■ PROBLEM STATEMENT ■
Copy every line that contains the string "Geheimnis" from the entries below.
--- Begin RECORD LIST ---
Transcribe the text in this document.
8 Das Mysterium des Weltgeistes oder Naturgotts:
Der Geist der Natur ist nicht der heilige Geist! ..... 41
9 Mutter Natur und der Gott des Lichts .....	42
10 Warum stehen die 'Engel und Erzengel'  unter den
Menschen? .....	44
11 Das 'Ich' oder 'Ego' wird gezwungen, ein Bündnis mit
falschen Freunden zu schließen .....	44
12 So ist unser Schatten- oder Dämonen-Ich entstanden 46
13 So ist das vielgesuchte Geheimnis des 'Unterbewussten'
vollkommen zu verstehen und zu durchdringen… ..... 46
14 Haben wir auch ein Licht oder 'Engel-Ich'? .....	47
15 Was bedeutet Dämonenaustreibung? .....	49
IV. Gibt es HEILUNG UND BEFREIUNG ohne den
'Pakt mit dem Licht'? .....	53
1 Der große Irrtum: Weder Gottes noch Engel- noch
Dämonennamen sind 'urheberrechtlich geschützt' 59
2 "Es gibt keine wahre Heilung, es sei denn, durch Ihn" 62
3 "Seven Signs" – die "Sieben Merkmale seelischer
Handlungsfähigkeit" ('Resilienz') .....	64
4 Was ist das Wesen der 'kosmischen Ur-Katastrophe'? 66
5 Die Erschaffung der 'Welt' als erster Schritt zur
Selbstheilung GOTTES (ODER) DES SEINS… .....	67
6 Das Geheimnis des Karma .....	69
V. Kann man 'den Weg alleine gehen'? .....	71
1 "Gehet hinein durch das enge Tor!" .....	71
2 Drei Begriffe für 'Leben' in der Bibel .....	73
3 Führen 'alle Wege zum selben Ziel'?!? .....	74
--- End RECORD LIST ---
■ COMPLETE OUTPUT ■
13 So ist das vielgesuchte Geheimnis des 'Unterbewussten'
6 Das Geheimnis des Karma .....	69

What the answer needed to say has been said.